:: Exercise task ::
Reproduce the data below in full and exclude every picture.

:: Stored records ::
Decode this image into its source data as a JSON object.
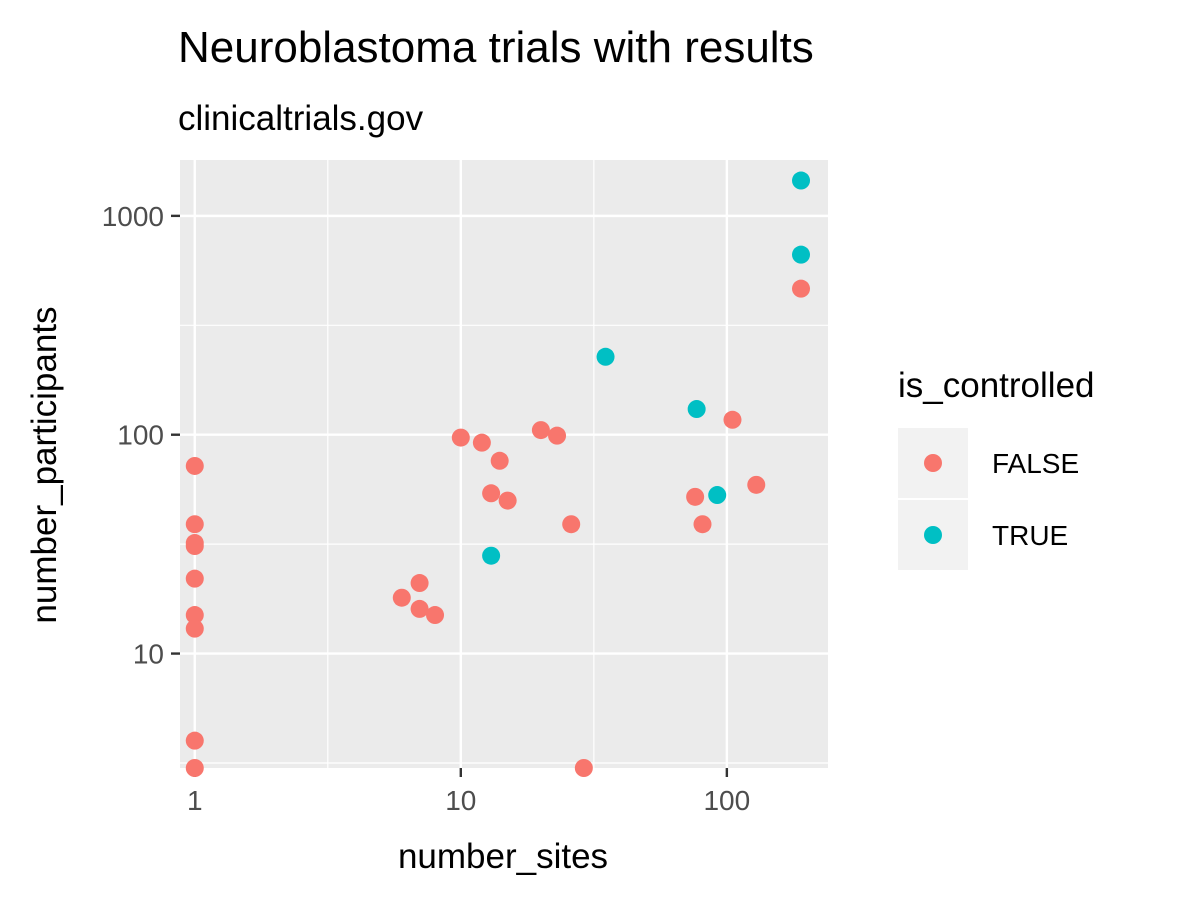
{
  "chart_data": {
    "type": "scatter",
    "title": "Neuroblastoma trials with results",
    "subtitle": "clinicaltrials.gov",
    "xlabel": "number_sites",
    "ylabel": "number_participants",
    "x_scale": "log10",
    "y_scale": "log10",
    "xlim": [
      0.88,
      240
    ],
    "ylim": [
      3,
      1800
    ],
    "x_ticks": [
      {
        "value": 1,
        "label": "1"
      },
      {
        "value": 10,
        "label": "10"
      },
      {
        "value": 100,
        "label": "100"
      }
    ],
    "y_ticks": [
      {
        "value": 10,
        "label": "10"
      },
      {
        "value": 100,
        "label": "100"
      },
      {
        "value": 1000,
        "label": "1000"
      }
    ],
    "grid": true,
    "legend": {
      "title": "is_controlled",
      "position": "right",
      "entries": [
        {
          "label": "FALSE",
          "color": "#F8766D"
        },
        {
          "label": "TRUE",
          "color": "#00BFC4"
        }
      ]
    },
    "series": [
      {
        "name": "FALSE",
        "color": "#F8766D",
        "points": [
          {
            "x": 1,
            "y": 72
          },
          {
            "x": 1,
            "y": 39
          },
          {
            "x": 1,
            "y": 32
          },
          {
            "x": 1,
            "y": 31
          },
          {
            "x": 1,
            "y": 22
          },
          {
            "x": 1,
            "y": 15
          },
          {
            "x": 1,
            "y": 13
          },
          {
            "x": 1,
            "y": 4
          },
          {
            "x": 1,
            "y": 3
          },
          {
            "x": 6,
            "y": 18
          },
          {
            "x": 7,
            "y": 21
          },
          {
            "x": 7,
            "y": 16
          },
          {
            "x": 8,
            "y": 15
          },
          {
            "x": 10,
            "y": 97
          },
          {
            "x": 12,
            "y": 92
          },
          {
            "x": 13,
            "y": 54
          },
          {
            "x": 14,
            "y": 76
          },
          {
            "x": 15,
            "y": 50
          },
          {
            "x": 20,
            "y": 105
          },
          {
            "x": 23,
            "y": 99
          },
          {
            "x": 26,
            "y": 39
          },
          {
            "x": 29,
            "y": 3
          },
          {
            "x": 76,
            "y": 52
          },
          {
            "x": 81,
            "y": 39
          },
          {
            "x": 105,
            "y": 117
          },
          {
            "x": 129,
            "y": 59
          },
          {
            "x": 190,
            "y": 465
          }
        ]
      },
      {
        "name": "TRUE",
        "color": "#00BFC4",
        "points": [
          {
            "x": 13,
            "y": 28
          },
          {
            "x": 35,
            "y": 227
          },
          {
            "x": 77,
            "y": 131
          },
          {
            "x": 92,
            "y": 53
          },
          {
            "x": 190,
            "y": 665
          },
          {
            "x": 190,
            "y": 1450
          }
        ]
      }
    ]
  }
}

:: Correct output ::
Decode this image into its source data as a JSON object.
{
  "chart_data": {
    "type": "scatter",
    "title": "Neuroblastoma trials with results",
    "subtitle": "clinicaltrials.gov",
    "xlabel": "number_sites",
    "ylabel": "number_participants",
    "x_scale": "log10",
    "y_scale": "log10",
    "xlim": [
      0.88,
      240
    ],
    "ylim": [
      3,
      1800
    ],
    "x_ticks": [
      {
        "value": 1,
        "label": "1"
      },
      {
        "value": 10,
        "label": "10"
      },
      {
        "value": 100,
        "label": "100"
      }
    ],
    "y_ticks": [
      {
        "value": 10,
        "label": "10"
      },
      {
        "value": 100,
        "label": "100"
      },
      {
        "value": 1000,
        "label": "1000"
      }
    ],
    "grid": true,
    "legend": {
      "title": "is_controlled",
      "position": "right",
      "entries": [
        {
          "label": "FALSE",
          "color": "#F8766D"
        },
        {
          "label": "TRUE",
          "color": "#00BFC4"
        }
      ]
    },
    "series": [
      {
        "name": "FALSE",
        "color": "#F8766D",
        "points": [
          {
            "x": 1,
            "y": 72
          },
          {
            "x": 1,
            "y": 39
          },
          {
            "x": 1,
            "y": 32
          },
          {
            "x": 1,
            "y": 31
          },
          {
            "x": 1,
            "y": 22
          },
          {
            "x": 1,
            "y": 15
          },
          {
            "x": 1,
            "y": 13
          },
          {
            "x": 1,
            "y": 4
          },
          {
            "x": 1,
            "y": 3
          },
          {
            "x": 6,
            "y": 18
          },
          {
            "x": 7,
            "y": 21
          },
          {
            "x": 7,
            "y": 16
          },
          {
            "x": 8,
            "y": 15
          },
          {
            "x": 10,
            "y": 97
          },
          {
            "x": 12,
            "y": 92
          },
          {
            "x": 13,
            "y": 54
          },
          {
            "x": 14,
            "y": 76
          },
          {
            "x": 15,
            "y": 50
          },
          {
            "x": 20,
            "y": 105
          },
          {
            "x": 23,
            "y": 99
          },
          {
            "x": 26,
            "y": 39
          },
          {
            "x": 29,
            "y": 3
          },
          {
            "x": 76,
            "y": 52
          },
          {
            "x": 81,
            "y": 39
          },
          {
            "x": 105,
            "y": 117
          },
          {
            "x": 129,
            "y": 59
          },
          {
            "x": 190,
            "y": 465
          }
        ]
      },
      {
        "name": "TRUE",
        "color": "#00BFC4",
        "points": [
          {
            "x": 13,
            "y": 28
          },
          {
            "x": 35,
            "y": 227
          },
          {
            "x": 77,
            "y": 131
          },
          {
            "x": 92,
            "y": 53
          },
          {
            "x": 190,
            "y": 665
          },
          {
            "x": 190,
            "y": 1450
          }
        ]
      }
    ]
  }
}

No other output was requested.